Exercise prompt - Edit the items below by replacing "Patent image size" with "Drawing dimensions" wherever it occurs, keeping everything else unchanged, and give the edited items without the pictures.

Data to use -
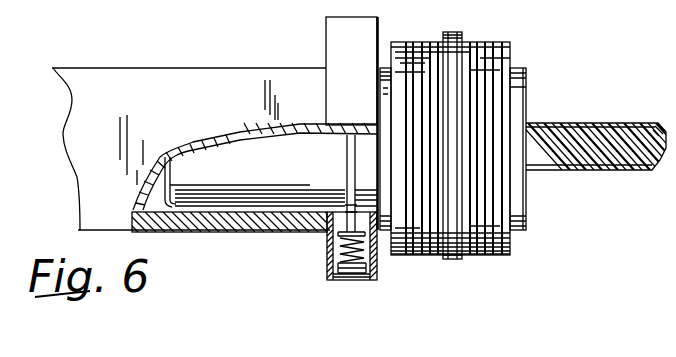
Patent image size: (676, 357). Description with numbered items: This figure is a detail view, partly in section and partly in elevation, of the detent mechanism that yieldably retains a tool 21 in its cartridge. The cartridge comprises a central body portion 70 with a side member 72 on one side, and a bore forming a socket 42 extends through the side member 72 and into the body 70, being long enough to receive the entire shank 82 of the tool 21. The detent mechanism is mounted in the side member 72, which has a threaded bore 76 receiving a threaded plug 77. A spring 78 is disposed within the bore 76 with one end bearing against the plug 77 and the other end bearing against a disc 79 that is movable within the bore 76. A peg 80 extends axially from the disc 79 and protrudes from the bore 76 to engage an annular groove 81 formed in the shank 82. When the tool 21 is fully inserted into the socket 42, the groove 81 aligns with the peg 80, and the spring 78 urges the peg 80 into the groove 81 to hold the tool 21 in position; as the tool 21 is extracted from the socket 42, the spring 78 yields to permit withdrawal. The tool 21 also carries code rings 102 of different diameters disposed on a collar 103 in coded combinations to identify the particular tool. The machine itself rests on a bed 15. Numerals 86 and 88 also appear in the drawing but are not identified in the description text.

The bed 15 is at (386, 262).
The tool 21 is at (560, 107).
The socket 42 is at (175, 188).
The central body portion 70 is at (168, 97).
The side member 72 is at (340, 50).
The threaded bore 76 is at (337, 267).
The threaded plug 77 is at (352, 274).
The spring 78 is at (343, 253).
The disc 79 is at (345, 237).
The peg 80 is at (350, 210).
The annular groove 81 is at (348, 142).
The shank 82 is at (248, 142).
The cylinder body 86 is at (384, 127).
The wall 88 is at (64, 115).
The code rings 102 is at (473, 42).
The collar 103 is at (502, 60).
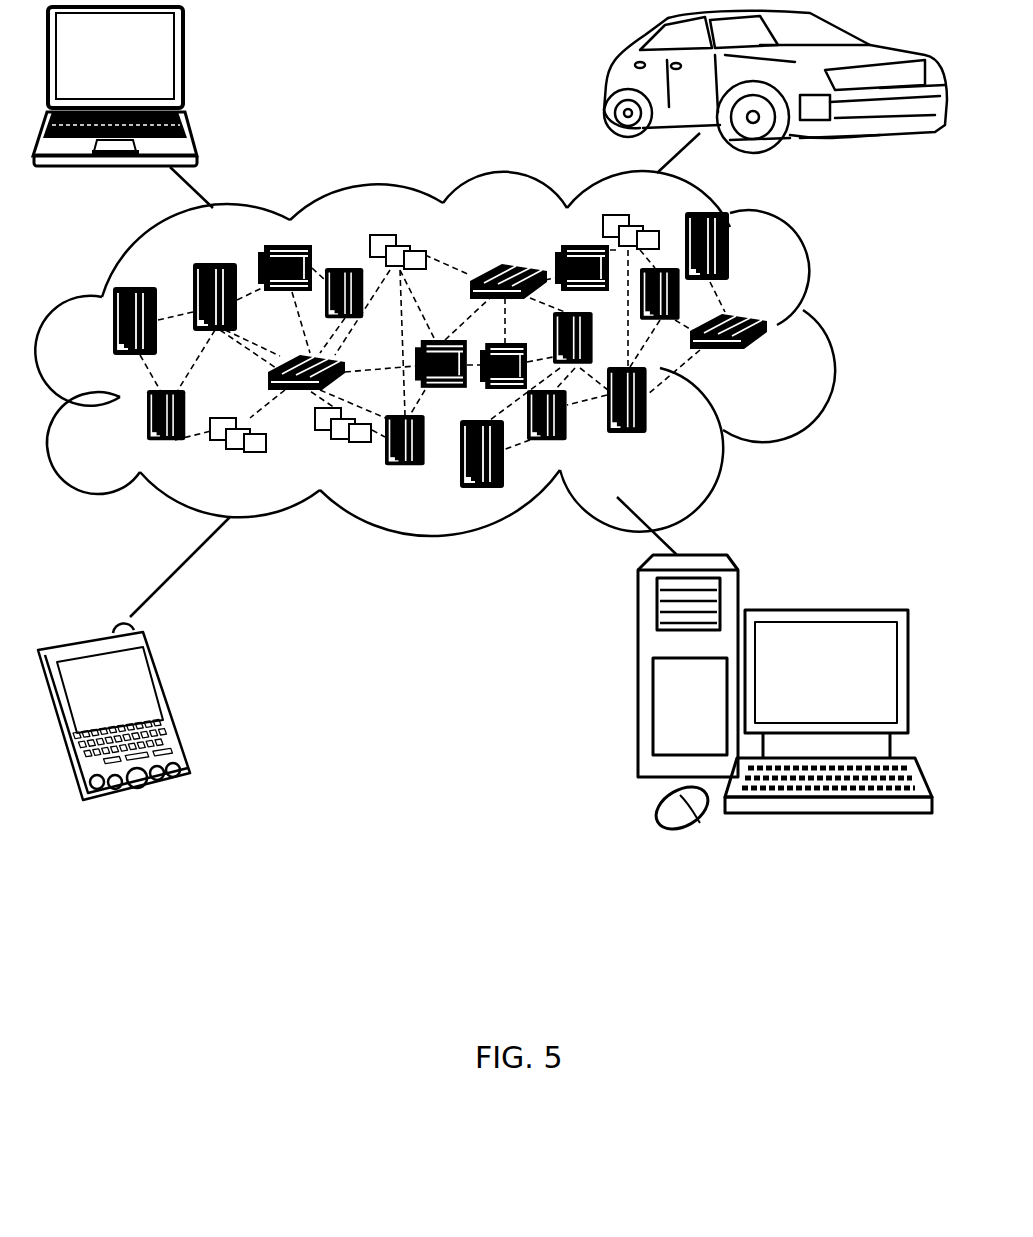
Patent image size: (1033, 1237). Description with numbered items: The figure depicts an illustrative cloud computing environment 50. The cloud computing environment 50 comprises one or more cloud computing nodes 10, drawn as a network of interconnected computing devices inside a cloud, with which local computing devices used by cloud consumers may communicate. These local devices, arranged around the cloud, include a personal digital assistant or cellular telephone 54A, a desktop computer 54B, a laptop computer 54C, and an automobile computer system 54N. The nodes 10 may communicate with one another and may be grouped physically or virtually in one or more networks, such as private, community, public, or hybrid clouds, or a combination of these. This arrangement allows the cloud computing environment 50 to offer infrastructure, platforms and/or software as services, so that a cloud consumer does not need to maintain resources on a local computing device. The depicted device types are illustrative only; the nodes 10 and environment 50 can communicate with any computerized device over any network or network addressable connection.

Expected answer -
Drawing dimensions: (676, 357). Description with numbered items: This figure is a detail view, partly in section and partly in elevation, of the detent mechanism that yieldably retains a tool 21 in its cartridge. The cartridge comprises a central body portion 70 with a side member 72 on one side, and a bore forming a socket 42 extends through the side member 72 and into the body 70, being long enough to receive the entire shank 82 of the tool 21. The detent mechanism is mounted in the side member 72, which has a threaded bore 76 receiving a threaded plug 77. A spring 78 is disposed within the bore 76 with one end bearing against the plug 77 and the other end bearing against a disc 79 that is movable within the bore 76. A peg 80 extends axially from the disc 79 and protrudes from the bore 76 to engage an annular groove 81 formed in the shank 82. When the tool 21 is fully inserted into the socket 42, the groove 81 aligns with the peg 80, and the spring 78 urges the peg 80 into the groove 81 to hold the tool 21 in position; as the tool 21 is extracted from the socket 42, the spring 78 yields to permit withdrawal. The tool 21 also carries code rings 102 of different diameters disposed on a collar 103 in coded combinations to identify the particular tool. The machine itself rests on a bed 15. Numerals 86 and 88 also appear in the drawing but are not identified in the description text.

The bed 15 is at (386, 262).
The tool 21 is at (560, 107).
The socket 42 is at (175, 188).
The central body portion 70 is at (168, 97).
The side member 72 is at (340, 50).
The threaded bore 76 is at (337, 267).
The threaded plug 77 is at (352, 274).
The spring 78 is at (343, 253).
The disc 79 is at (345, 237).
The peg 80 is at (350, 210).
The annular groove 81 is at (348, 142).
The shank 82 is at (248, 142).
The cylinder body 86 is at (384, 127).
The wall 88 is at (64, 115).
The code rings 102 is at (473, 42).
The collar 103 is at (502, 60).
Drawing dimensions: (1033, 1237). Description with numbered items: The figure depicts an illustrative cloud computing environment 50. The cloud computing environment 50 comprises one or more cloud computing nodes 10, drawn as a network of interconnected computing devices inside a cloud, with which local computing devices used by cloud consumers may communicate. These local devices, arranged around the cloud, include a personal digital assistant or cellular telephone 54A, a desktop computer 54B, a laptop computer 54C, and an automobile computer system 54N. The nodes 10 may communicate with one another and may be grouped physically or virtually in one or more networks, such as private, community, public, or hybrid clouds, or a combination of these. This arrangement allows the cloud computing environment 50 to offer infrastructure, platforms and/or software as services, so that a cloud consumer does not need to maintain resources on a local computing device. The depicted device types are illustrative only; the nodes 10 and environment 50 can communicate with any computerized device over any network or network addressable connection.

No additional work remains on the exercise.